Start of RECORDS PROVIDED
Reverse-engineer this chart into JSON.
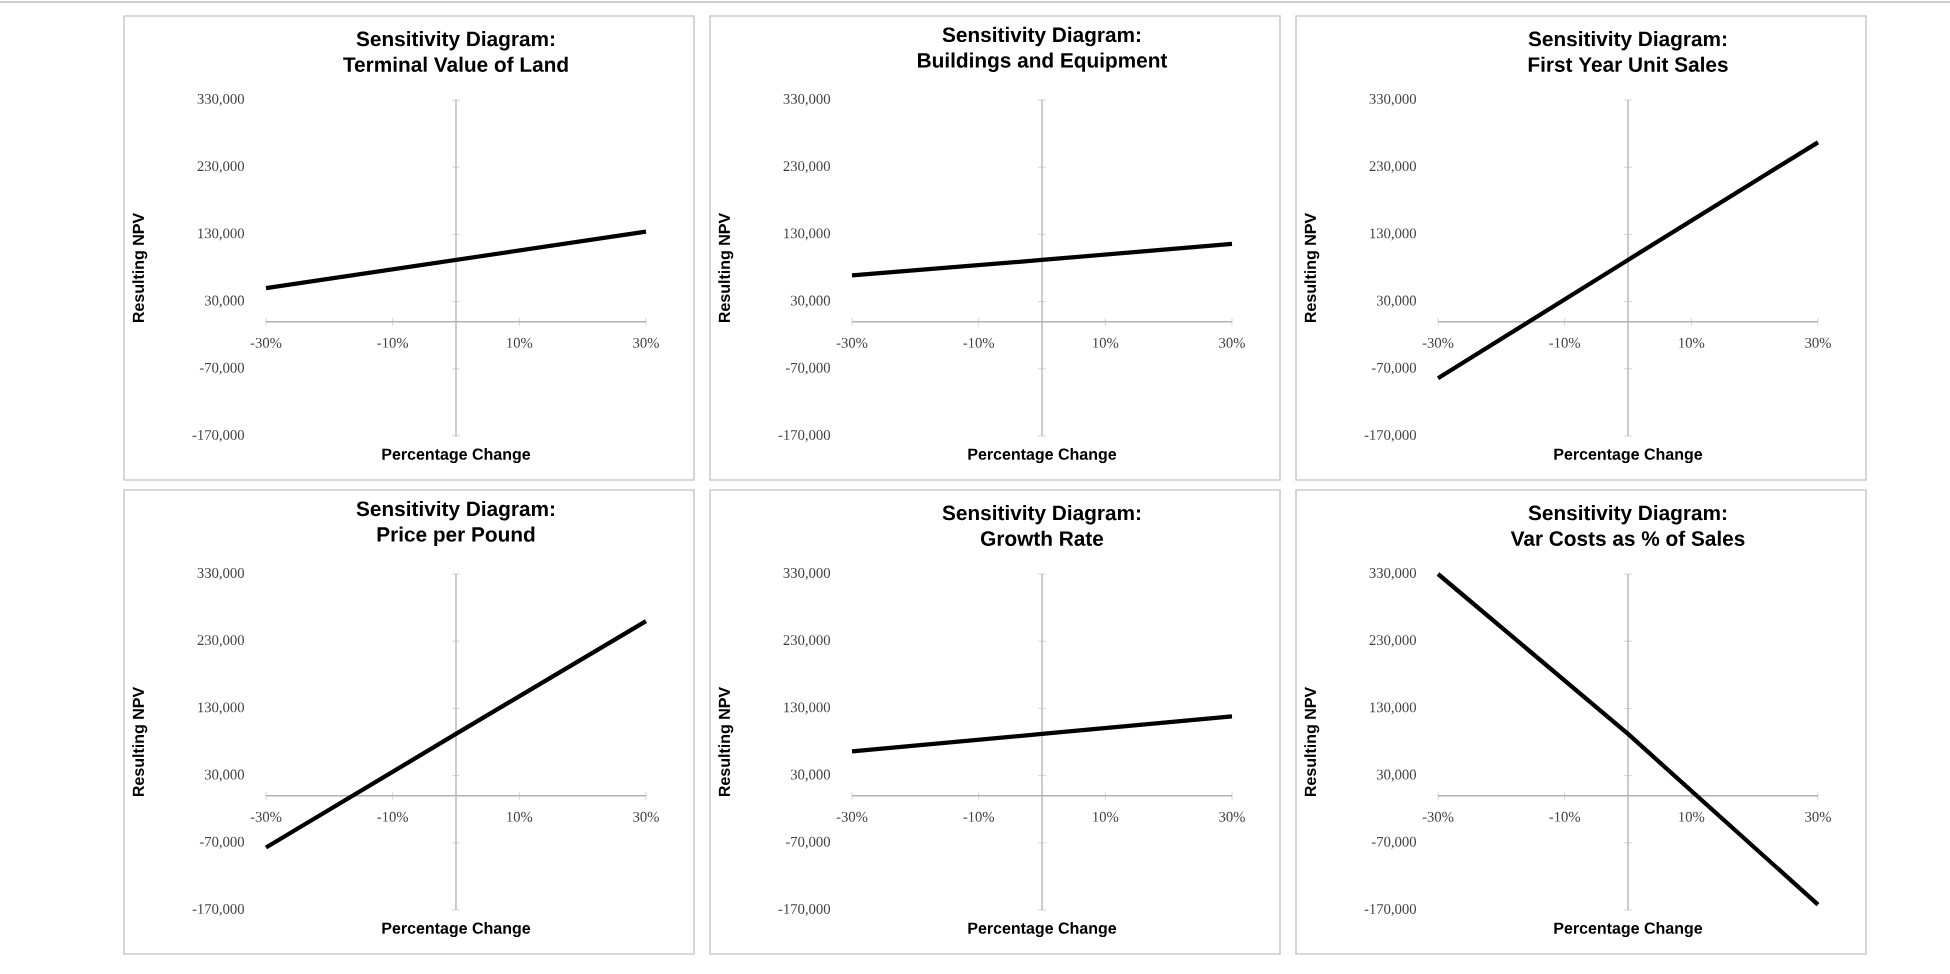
{
  "chart_data": [
    {
      "type": "line",
      "title": "Sensitivity Diagram:",
      "subtitle": "Terminal Value of Land",
      "xlabel": "Percentage Change",
      "ylabel": "Resulting NPV",
      "x": [
        -30,
        0,
        30
      ],
      "values": [
        50000,
        92000,
        134000
      ],
      "color": "#000000",
      "xlim": [
        -30,
        30
      ],
      "ylim": [
        -170000,
        330000
      ],
      "xticks": [
        {
          "value": -30,
          "label": "-30%"
        },
        {
          "value": -10,
          "label": "-10%"
        },
        {
          "value": 10,
          "label": "10%"
        },
        {
          "value": 30,
          "label": "30%"
        }
      ],
      "yticks": [
        {
          "value": -170000,
          "label": "-170,000"
        },
        {
          "value": -70000,
          "label": "-70,000"
        },
        {
          "value": 30000,
          "label": "30,000"
        },
        {
          "value": 130000,
          "label": "130,000"
        },
        {
          "value": 230000,
          "label": "230,000"
        },
        {
          "value": 330000,
          "label": "330,000"
        }
      ]
    },
    {
      "type": "line",
      "title": "Sensitivity Diagram:",
      "subtitle": "Buildings and Equipment",
      "xlabel": "Percentage Change",
      "ylabel": "Resulting NPV",
      "x": [
        -30,
        0,
        30
      ],
      "values": [
        69000,
        92000,
        116000
      ],
      "color": "#000000",
      "xlim": [
        -30,
        30
      ],
      "ylim": [
        -170000,
        330000
      ],
      "xticks": [
        {
          "value": -30,
          "label": "-30%"
        },
        {
          "value": -10,
          "label": "-10%"
        },
        {
          "value": 10,
          "label": "10%"
        },
        {
          "value": 30,
          "label": "30%"
        }
      ],
      "yticks": [
        {
          "value": -170000,
          "label": "-170,000"
        },
        {
          "value": -70000,
          "label": "-70,000"
        },
        {
          "value": 30000,
          "label": "30,000"
        },
        {
          "value": 130000,
          "label": "130,000"
        },
        {
          "value": 230000,
          "label": "230,000"
        },
        {
          "value": 330000,
          "label": "330,000"
        }
      ]
    },
    {
      "type": "line",
      "title": "Sensitivity Diagram:",
      "subtitle": "First Year Unit Sales",
      "xlabel": "Percentage Change",
      "ylabel": "Resulting NPV",
      "x": [
        -30,
        0,
        30
      ],
      "values": [
        -84000,
        92000,
        267000
      ],
      "color": "#000000",
      "xlim": [
        -30,
        30
      ],
      "ylim": [
        -170000,
        330000
      ],
      "xticks": [
        {
          "value": -30,
          "label": "-30%"
        },
        {
          "value": -10,
          "label": "-10%"
        },
        {
          "value": 10,
          "label": "10%"
        },
        {
          "value": 30,
          "label": "30%"
        }
      ],
      "yticks": [
        {
          "value": -170000,
          "label": "-170,000"
        },
        {
          "value": -70000,
          "label": "-70,000"
        },
        {
          "value": 30000,
          "label": "30,000"
        },
        {
          "value": 130000,
          "label": "130,000"
        },
        {
          "value": 230000,
          "label": "230,000"
        },
        {
          "value": 330000,
          "label": "330,000"
        }
      ]
    },
    {
      "type": "line",
      "title": "Sensitivity Diagram:",
      "subtitle": "Price per Pound",
      "xlabel": "Percentage Change",
      "ylabel": "Resulting NPV",
      "x": [
        -30,
        0,
        30
      ],
      "values": [
        -77000,
        92000,
        260000
      ],
      "color": "#000000",
      "xlim": [
        -30,
        30
      ],
      "ylim": [
        -170000,
        330000
      ],
      "xticks": [
        {
          "value": -30,
          "label": "-30%"
        },
        {
          "value": -10,
          "label": "-10%"
        },
        {
          "value": 10,
          "label": "10%"
        },
        {
          "value": 30,
          "label": "30%"
        }
      ],
      "yticks": [
        {
          "value": -170000,
          "label": "-170,000"
        },
        {
          "value": -70000,
          "label": "-70,000"
        },
        {
          "value": 30000,
          "label": "30,000"
        },
        {
          "value": 130000,
          "label": "130,000"
        },
        {
          "value": 230000,
          "label": "230,000"
        },
        {
          "value": 330000,
          "label": "330,000"
        }
      ]
    },
    {
      "type": "line",
      "title": "Sensitivity Diagram:",
      "subtitle": "Growth Rate",
      "xlabel": "Percentage Change",
      "ylabel": "Resulting NPV",
      "x": [
        -30,
        0,
        30
      ],
      "values": [
        66000,
        92000,
        118000
      ],
      "color": "#000000",
      "xlim": [
        -30,
        30
      ],
      "ylim": [
        -170000,
        330000
      ],
      "xticks": [
        {
          "value": -30,
          "label": "-30%"
        },
        {
          "value": -10,
          "label": "-10%"
        },
        {
          "value": 10,
          "label": "10%"
        },
        {
          "value": 30,
          "label": "30%"
        }
      ],
      "yticks": [
        {
          "value": -170000,
          "label": "-170,000"
        },
        {
          "value": -70000,
          "label": "-70,000"
        },
        {
          "value": 30000,
          "label": "30,000"
        },
        {
          "value": 130000,
          "label": "130,000"
        },
        {
          "value": 230000,
          "label": "230,000"
        },
        {
          "value": 330000,
          "label": "330,000"
        }
      ]
    },
    {
      "type": "line",
      "title": "Sensitivity Diagram:",
      "subtitle": "Var Costs as % of Sales",
      "xlabel": "Percentage Change",
      "ylabel": "Resulting NPV",
      "x": [
        -30,
        0,
        30
      ],
      "values": [
        330000,
        92000,
        -162000
      ],
      "color": "#000000",
      "xlim": [
        -30,
        30
      ],
      "ylim": [
        -170000,
        330000
      ],
      "xticks": [
        {
          "value": -30,
          "label": "-30%"
        },
        {
          "value": -10,
          "label": "-10%"
        },
        {
          "value": 10,
          "label": "10%"
        },
        {
          "value": 30,
          "label": "30%"
        }
      ],
      "yticks": [
        {
          "value": -170000,
          "label": "-170,000"
        },
        {
          "value": -70000,
          "label": "-70,000"
        },
        {
          "value": 30000,
          "label": "30,000"
        },
        {
          "value": 130000,
          "label": "130,000"
        },
        {
          "value": 230000,
          "label": "230,000"
        },
        {
          "value": 330000,
          "label": "330,000"
        }
      ]
    }
  ]
}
End of RECORDS PROVIDED
[WORK REQUIRED]
Print the records above exactly as they stand, but leave out the pictures.

[RESULT FOR THIS TASK]
Reverse-engineer this chart into JSON.
{
  "chart_data": [
    {
      "type": "line",
      "title": "Sensitivity Diagram:",
      "subtitle": "Terminal Value of Land",
      "xlabel": "Percentage Change",
      "ylabel": "Resulting NPV",
      "x": [
        -30,
        0,
        30
      ],
      "values": [
        50000,
        92000,
        134000
      ],
      "color": "#000000",
      "xlim": [
        -30,
        30
      ],
      "ylim": [
        -170000,
        330000
      ],
      "xticks": [
        {
          "value": -30,
          "label": "-30%"
        },
        {
          "value": -10,
          "label": "-10%"
        },
        {
          "value": 10,
          "label": "10%"
        },
        {
          "value": 30,
          "label": "30%"
        }
      ],
      "yticks": [
        {
          "value": -170000,
          "label": "-170,000"
        },
        {
          "value": -70000,
          "label": "-70,000"
        },
        {
          "value": 30000,
          "label": "30,000"
        },
        {
          "value": 130000,
          "label": "130,000"
        },
        {
          "value": 230000,
          "label": "230,000"
        },
        {
          "value": 330000,
          "label": "330,000"
        }
      ]
    },
    {
      "type": "line",
      "title": "Sensitivity Diagram:",
      "subtitle": "Buildings and Equipment",
      "xlabel": "Percentage Change",
      "ylabel": "Resulting NPV",
      "x": [
        -30,
        0,
        30
      ],
      "values": [
        69000,
        92000,
        116000
      ],
      "color": "#000000",
      "xlim": [
        -30,
        30
      ],
      "ylim": [
        -170000,
        330000
      ],
      "xticks": [
        {
          "value": -30,
          "label": "-30%"
        },
        {
          "value": -10,
          "label": "-10%"
        },
        {
          "value": 10,
          "label": "10%"
        },
        {
          "value": 30,
          "label": "30%"
        }
      ],
      "yticks": [
        {
          "value": -170000,
          "label": "-170,000"
        },
        {
          "value": -70000,
          "label": "-70,000"
        },
        {
          "value": 30000,
          "label": "30,000"
        },
        {
          "value": 130000,
          "label": "130,000"
        },
        {
          "value": 230000,
          "label": "230,000"
        },
        {
          "value": 330000,
          "label": "330,000"
        }
      ]
    },
    {
      "type": "line",
      "title": "Sensitivity Diagram:",
      "subtitle": "First Year Unit Sales",
      "xlabel": "Percentage Change",
      "ylabel": "Resulting NPV",
      "x": [
        -30,
        0,
        30
      ],
      "values": [
        -84000,
        92000,
        267000
      ],
      "color": "#000000",
      "xlim": [
        -30,
        30
      ],
      "ylim": [
        -170000,
        330000
      ],
      "xticks": [
        {
          "value": -30,
          "label": "-30%"
        },
        {
          "value": -10,
          "label": "-10%"
        },
        {
          "value": 10,
          "label": "10%"
        },
        {
          "value": 30,
          "label": "30%"
        }
      ],
      "yticks": [
        {
          "value": -170000,
          "label": "-170,000"
        },
        {
          "value": -70000,
          "label": "-70,000"
        },
        {
          "value": 30000,
          "label": "30,000"
        },
        {
          "value": 130000,
          "label": "130,000"
        },
        {
          "value": 230000,
          "label": "230,000"
        },
        {
          "value": 330000,
          "label": "330,000"
        }
      ]
    },
    {
      "type": "line",
      "title": "Sensitivity Diagram:",
      "subtitle": "Price per Pound",
      "xlabel": "Percentage Change",
      "ylabel": "Resulting NPV",
      "x": [
        -30,
        0,
        30
      ],
      "values": [
        -77000,
        92000,
        260000
      ],
      "color": "#000000",
      "xlim": [
        -30,
        30
      ],
      "ylim": [
        -170000,
        330000
      ],
      "xticks": [
        {
          "value": -30,
          "label": "-30%"
        },
        {
          "value": -10,
          "label": "-10%"
        },
        {
          "value": 10,
          "label": "10%"
        },
        {
          "value": 30,
          "label": "30%"
        }
      ],
      "yticks": [
        {
          "value": -170000,
          "label": "-170,000"
        },
        {
          "value": -70000,
          "label": "-70,000"
        },
        {
          "value": 30000,
          "label": "30,000"
        },
        {
          "value": 130000,
          "label": "130,000"
        },
        {
          "value": 230000,
          "label": "230,000"
        },
        {
          "value": 330000,
          "label": "330,000"
        }
      ]
    },
    {
      "type": "line",
      "title": "Sensitivity Diagram:",
      "subtitle": "Growth Rate",
      "xlabel": "Percentage Change",
      "ylabel": "Resulting NPV",
      "x": [
        -30,
        0,
        30
      ],
      "values": [
        66000,
        92000,
        118000
      ],
      "color": "#000000",
      "xlim": [
        -30,
        30
      ],
      "ylim": [
        -170000,
        330000
      ],
      "xticks": [
        {
          "value": -30,
          "label": "-30%"
        },
        {
          "value": -10,
          "label": "-10%"
        },
        {
          "value": 10,
          "label": "10%"
        },
        {
          "value": 30,
          "label": "30%"
        }
      ],
      "yticks": [
        {
          "value": -170000,
          "label": "-170,000"
        },
        {
          "value": -70000,
          "label": "-70,000"
        },
        {
          "value": 30000,
          "label": "30,000"
        },
        {
          "value": 130000,
          "label": "130,000"
        },
        {
          "value": 230000,
          "label": "230,000"
        },
        {
          "value": 330000,
          "label": "330,000"
        }
      ]
    },
    {
      "type": "line",
      "title": "Sensitivity Diagram:",
      "subtitle": "Var Costs as % of Sales",
      "xlabel": "Percentage Change",
      "ylabel": "Resulting NPV",
      "x": [
        -30,
        0,
        30
      ],
      "values": [
        330000,
        92000,
        -162000
      ],
      "color": "#000000",
      "xlim": [
        -30,
        30
      ],
      "ylim": [
        -170000,
        330000
      ],
      "xticks": [
        {
          "value": -30,
          "label": "-30%"
        },
        {
          "value": -10,
          "label": "-10%"
        },
        {
          "value": 10,
          "label": "10%"
        },
        {
          "value": 30,
          "label": "30%"
        }
      ],
      "yticks": [
        {
          "value": -170000,
          "label": "-170,000"
        },
        {
          "value": -70000,
          "label": "-70,000"
        },
        {
          "value": 30000,
          "label": "30,000"
        },
        {
          "value": 130000,
          "label": "130,000"
        },
        {
          "value": 230000,
          "label": "230,000"
        },
        {
          "value": 330000,
          "label": "330,000"
        }
      ]
    }
  ]
}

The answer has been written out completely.